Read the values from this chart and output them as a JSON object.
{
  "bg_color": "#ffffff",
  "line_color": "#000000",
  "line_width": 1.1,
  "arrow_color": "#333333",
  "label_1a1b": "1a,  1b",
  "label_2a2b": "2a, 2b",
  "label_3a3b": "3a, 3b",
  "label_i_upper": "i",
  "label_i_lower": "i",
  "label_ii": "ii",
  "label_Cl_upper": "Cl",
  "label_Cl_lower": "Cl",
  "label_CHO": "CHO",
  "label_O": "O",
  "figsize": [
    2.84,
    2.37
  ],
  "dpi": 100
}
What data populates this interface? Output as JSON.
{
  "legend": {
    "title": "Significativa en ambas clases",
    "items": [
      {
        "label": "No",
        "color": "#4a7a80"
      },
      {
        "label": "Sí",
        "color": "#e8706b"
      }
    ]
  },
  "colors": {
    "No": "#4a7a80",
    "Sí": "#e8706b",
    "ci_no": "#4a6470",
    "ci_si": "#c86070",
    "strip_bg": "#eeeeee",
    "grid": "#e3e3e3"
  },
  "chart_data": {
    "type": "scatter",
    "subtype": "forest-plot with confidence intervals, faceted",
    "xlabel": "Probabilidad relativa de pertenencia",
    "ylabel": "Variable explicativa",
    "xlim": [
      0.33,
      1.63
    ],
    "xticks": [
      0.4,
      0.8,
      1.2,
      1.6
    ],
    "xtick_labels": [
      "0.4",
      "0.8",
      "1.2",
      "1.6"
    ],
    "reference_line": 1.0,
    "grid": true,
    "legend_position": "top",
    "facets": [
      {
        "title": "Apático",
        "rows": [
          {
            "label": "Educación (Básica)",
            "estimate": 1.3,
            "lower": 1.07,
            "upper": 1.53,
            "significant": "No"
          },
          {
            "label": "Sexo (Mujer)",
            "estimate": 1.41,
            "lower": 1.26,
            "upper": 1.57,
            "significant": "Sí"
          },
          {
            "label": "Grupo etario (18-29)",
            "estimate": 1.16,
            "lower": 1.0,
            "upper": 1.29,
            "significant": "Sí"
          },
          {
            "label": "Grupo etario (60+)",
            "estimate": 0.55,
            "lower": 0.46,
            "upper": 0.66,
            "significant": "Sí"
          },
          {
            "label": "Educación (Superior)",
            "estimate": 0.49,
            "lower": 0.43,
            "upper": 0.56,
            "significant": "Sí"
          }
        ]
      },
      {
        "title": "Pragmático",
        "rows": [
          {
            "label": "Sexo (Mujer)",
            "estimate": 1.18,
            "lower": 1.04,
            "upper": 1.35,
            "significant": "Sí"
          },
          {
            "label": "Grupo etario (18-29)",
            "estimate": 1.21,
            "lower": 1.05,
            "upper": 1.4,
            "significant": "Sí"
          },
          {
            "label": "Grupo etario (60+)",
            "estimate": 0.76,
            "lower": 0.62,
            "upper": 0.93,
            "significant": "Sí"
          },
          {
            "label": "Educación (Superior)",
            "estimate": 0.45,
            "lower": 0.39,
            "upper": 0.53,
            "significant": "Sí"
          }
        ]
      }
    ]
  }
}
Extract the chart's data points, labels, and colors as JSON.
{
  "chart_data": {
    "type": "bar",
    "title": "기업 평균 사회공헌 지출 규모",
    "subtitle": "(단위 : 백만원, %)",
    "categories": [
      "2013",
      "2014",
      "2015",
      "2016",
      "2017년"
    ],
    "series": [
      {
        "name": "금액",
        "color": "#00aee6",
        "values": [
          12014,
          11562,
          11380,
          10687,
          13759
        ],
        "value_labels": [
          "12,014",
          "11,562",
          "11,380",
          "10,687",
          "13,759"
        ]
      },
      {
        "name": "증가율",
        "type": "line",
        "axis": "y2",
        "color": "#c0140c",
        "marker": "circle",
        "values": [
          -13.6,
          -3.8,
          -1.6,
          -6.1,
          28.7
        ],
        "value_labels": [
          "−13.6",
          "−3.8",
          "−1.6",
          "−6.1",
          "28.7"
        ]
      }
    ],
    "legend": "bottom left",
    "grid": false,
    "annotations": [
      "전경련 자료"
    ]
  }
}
--
Repeat the material above in full, quoting it exactly.

Read the values from this chart and output them as a JSON object.
{
  "bg_color": "#ffffff",
  "line_color": "#000000",
  "line_width": 1.1,
  "arrow_color": "#333333",
  "label_1a1b": "1a,  1b",
  "label_2a2b": "2a, 2b",
  "label_3a3b": "3a, 3b",
  "label_i_upper": "i",
  "label_i_lower": "i",
  "label_ii": "ii",
  "label_Cl_upper": "Cl",
  "label_Cl_lower": "Cl",
  "label_CHO": "CHO",
  "label_O": "O",
  "figsize": [
    2.84,
    2.37
  ],
  "dpi": 100
}
What data populates this interface? Output as JSON.
{
  "legend": {
    "title": "Significativa en ambas clases",
    "items": [
      {
        "label": "No",
        "color": "#4a7a80"
      },
      {
        "label": "Sí",
        "color": "#e8706b"
      }
    ]
  },
  "colors": {
    "No": "#4a7a80",
    "Sí": "#e8706b",
    "ci_no": "#4a6470",
    "ci_si": "#c86070",
    "strip_bg": "#eeeeee",
    "grid": "#e3e3e3"
  },
  "chart_data": {
    "type": "scatter",
    "subtype": "forest-plot with confidence intervals, faceted",
    "xlabel": "Probabilidad relativa de pertenencia",
    "ylabel": "Variable explicativa",
    "xlim": [
      0.33,
      1.63
    ],
    "xticks": [
      0.4,
      0.8,
      1.2,
      1.6
    ],
    "xtick_labels": [
      "0.4",
      "0.8",
      "1.2",
      "1.6"
    ],
    "reference_line": 1.0,
    "grid": true,
    "legend_position": "top",
    "facets": [
      {
        "title": "Apático",
        "rows": [
          {
            "label": "Educación (Básica)",
            "estimate": 1.3,
            "lower": 1.07,
            "upper": 1.53,
            "significant": "No"
          },
          {
            "label": "Sexo (Mujer)",
            "estimate": 1.41,
            "lower": 1.26,
            "upper": 1.57,
            "significant": "Sí"
          },
          {
            "label": "Grupo etario (18-29)",
            "estimate": 1.16,
            "lower": 1.0,
            "upper": 1.29,
            "significant": "Sí"
          },
          {
            "label": "Grupo etario (60+)",
            "estimate": 0.55,
            "lower": 0.46,
            "upper": 0.66,
            "significant": "Sí"
          },
          {
            "label": "Educación (Superior)",
            "estimate": 0.49,
            "lower": 0.43,
            "upper": 0.56,
            "significant": "Sí"
          }
        ]
      },
      {
        "title": "Pragmático",
        "rows": [
          {
            "label": "Sexo (Mujer)",
            "estimate": 1.18,
            "lower": 1.04,
            "upper": 1.35,
            "significant": "Sí"
          },
          {
            "label": "Grupo etario (18-29)",
            "estimate": 1.21,
            "lower": 1.05,
            "upper": 1.4,
            "significant": "Sí"
          },
          {
            "label": "Grupo etario (60+)",
            "estimate": 0.76,
            "lower": 0.62,
            "upper": 0.93,
            "significant": "Sí"
          },
          {
            "label": "Educación (Superior)",
            "estimate": 0.45,
            "lower": 0.39,
            "upper": 0.53,
            "significant": "Sí"
          }
        ]
      }
    ]
  }
}
Extract the chart's data points, labels, and colors as JSON.
{
  "chart_data": {
    "type": "bar",
    "title": "기업 평균 사회공헌 지출 규모",
    "subtitle": "(단위 : 백만원, %)",
    "categories": [
      "2013",
      "2014",
      "2015",
      "2016",
      "2017년"
    ],
    "series": [
      {
        "name": "금액",
        "color": "#00aee6",
        "values": [
          12014,
          11562,
          11380,
          10687,
          13759
        ],
        "value_labels": [
          "12,014",
          "11,562",
          "11,380",
          "10,687",
          "13,759"
        ]
      },
      {
        "name": "증가율",
        "type": "line",
        "axis": "y2",
        "color": "#c0140c",
        "marker": "circle",
        "values": [
          -13.6,
          -3.8,
          -1.6,
          -6.1,
          28.7
        ],
        "value_labels": [
          "−13.6",
          "−3.8",
          "−1.6",
          "−6.1",
          "28.7"
        ]
      }
    ],
    "legend": "bottom left",
    "grid": false,
    "annotations": [
      "전경련 자료"
    ]
  }
}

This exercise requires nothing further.